**What to do:**
a. Summarize the article on the Raymond James arbitration against Clark in two sentences.
b. Reproduce the article on the Raymond James arbitration against Clark word for word, between "In today's featured" and "not allowed information!", inclusive.

Raymond James Rep Can't Get No Non-Attorney Representative To Not Make No FINRA Arbitration Proffer

January 2, 2020

In today's featured FINRA Arbitration case, we have the double-negative issue of a respondent not not being not allowed to not speak. Although the associated person Respondent's testimony was not allowed by the arbitrators, he was, in fact, not allowed to not testify through the brokerage firm Claimant's non-attorney representative, who is likely not not his representative but, in fact, not the Claimant firm's representative, who, as it turned out, was allowed to not not speak. Oh and another thing, although the Panel says it would not have mattered if the non-attorney rep had not spoken about what he was not supposed to not speak about, the Panel would not have changed its Award had it not not heard all of the not allowed information!

Case in Point

In a FINRA Arbitration Statement of Claim filed in November 2018, FINRA member firm Raymond James asserted breach of contract attendant to the non-payment by associated person Respondent Clark attendant to an August 2017 promissory note that allegedly became due upon Clark's separation from the firm. Claimant Raymond James sought $206,000, interest, fees, and costs. In the Matter of the Arbitration Between Raymond, James & Associates, Inc., Claimant, v. Gregory D. Clark, Respondent (FINRA Arbitration Statement of Claim 18-04011)
finra.org/sites/default/files/aao_documents/18-04011.pdf

Don't Speak

Respondent Clark did not file a Statement of Answer or a Uniform Submission Agreement. In February 2019, Claimant Raymond James moved to bar Clark's presentation of defenses and facts, which the FINRA Arbitration Panel granted without prejudice to Clark's opportunity to appear and move for relief. In May 2019, Clark moved for reconsideration of the Panel's Order, which was opposed by Respondent and denied by the Panel.

**Record extracts:**

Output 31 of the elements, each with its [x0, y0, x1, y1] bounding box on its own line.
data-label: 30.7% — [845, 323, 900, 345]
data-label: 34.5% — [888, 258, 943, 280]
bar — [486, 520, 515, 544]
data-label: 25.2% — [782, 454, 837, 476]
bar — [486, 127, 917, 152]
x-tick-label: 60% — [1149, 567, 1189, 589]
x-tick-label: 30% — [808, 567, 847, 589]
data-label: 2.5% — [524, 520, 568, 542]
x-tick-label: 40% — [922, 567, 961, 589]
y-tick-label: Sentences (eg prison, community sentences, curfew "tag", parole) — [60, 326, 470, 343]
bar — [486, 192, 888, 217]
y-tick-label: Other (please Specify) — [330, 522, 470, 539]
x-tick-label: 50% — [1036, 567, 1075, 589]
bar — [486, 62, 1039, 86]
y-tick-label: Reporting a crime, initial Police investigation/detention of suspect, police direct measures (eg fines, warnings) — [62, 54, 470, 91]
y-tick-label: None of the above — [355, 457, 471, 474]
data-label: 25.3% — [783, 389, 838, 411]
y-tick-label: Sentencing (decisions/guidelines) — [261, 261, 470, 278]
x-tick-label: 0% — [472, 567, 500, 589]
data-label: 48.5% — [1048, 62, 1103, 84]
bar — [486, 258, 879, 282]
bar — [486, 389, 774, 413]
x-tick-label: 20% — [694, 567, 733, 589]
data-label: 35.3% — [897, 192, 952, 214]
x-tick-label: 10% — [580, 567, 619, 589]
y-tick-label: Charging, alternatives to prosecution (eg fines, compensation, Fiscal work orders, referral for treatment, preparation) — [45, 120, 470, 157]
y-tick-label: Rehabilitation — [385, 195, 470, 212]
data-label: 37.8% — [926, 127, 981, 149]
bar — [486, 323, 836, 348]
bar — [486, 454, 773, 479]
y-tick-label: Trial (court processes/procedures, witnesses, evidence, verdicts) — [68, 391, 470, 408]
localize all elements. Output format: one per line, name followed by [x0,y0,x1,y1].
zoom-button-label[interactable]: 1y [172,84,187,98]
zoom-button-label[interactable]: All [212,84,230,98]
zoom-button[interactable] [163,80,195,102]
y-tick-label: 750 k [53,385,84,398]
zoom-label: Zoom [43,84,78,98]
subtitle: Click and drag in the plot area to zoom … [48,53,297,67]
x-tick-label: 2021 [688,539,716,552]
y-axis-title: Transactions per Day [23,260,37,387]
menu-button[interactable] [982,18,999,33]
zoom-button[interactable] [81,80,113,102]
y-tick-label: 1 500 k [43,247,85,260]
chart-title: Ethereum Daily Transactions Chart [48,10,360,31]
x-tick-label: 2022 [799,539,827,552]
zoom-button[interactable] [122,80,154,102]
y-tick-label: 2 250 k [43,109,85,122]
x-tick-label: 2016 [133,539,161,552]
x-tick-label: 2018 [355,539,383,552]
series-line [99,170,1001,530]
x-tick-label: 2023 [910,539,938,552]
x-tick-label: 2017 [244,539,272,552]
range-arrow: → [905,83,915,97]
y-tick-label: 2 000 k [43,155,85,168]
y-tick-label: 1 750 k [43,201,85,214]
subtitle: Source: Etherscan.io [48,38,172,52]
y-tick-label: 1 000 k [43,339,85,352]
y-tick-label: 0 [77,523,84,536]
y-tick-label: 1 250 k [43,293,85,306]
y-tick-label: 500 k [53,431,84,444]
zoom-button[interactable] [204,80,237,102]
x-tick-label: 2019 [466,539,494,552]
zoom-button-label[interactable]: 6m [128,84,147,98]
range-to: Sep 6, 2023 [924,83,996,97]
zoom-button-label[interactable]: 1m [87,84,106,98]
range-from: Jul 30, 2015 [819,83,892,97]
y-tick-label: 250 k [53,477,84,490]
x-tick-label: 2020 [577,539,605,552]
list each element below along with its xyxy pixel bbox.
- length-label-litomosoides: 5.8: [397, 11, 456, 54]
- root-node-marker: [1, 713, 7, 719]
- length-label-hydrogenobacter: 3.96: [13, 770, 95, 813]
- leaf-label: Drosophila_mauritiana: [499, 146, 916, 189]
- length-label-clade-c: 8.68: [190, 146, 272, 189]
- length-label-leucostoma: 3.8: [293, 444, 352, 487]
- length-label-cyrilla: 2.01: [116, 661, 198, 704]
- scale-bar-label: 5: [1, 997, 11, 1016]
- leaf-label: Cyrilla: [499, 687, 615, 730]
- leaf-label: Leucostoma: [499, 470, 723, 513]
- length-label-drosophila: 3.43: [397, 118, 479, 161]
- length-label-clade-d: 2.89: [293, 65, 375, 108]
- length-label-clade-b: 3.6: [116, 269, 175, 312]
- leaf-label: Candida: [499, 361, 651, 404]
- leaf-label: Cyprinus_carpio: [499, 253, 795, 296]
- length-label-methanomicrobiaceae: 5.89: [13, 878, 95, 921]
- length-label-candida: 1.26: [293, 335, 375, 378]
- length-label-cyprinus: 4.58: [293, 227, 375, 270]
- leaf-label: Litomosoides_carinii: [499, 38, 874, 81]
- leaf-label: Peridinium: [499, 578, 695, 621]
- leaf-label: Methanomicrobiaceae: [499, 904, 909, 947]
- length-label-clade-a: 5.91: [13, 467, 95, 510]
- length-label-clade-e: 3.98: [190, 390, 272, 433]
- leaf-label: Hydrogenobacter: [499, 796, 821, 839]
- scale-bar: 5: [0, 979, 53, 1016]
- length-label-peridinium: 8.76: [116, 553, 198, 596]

**Answers to the problems:**
a. In a FINRA arbitration claim filed in November 2018, Raymond James asserted that associated person Gregory D. Clark breached contract by not paying an August 2017 promissory note that allegedly became due when he separated from the firm, and it sought $206,000 plus interest, fees, and costs. Clark filed neither a Statement of Answer nor a Uniform Submission Agreement; the panel granted the firm's February 2019 motion to bar his presentation of defenses and facts and denied his May 2019 motion for reconsideration.

b.
In today's featured FINRA Arbitration case, we have the double-negative issue of a respondent not not being not allowed to not speak. Although the associated person Respondent's testimony was not allowed by the arbitrators, he was, in fact, not allowed to not testify through the brokerage firm Claimant's non-attorney representative, who is likely not not his representative but, in fact, not the Claimant firm's representative, who, as it turned out, was allowed to not not speak. Oh and another thing, although the Panel says it would not have mattered if the non-attorney rep had not spoken about what he was not supposed to not speak about, the Panel would not have changed its Award had it not not heard all of the not allowed information!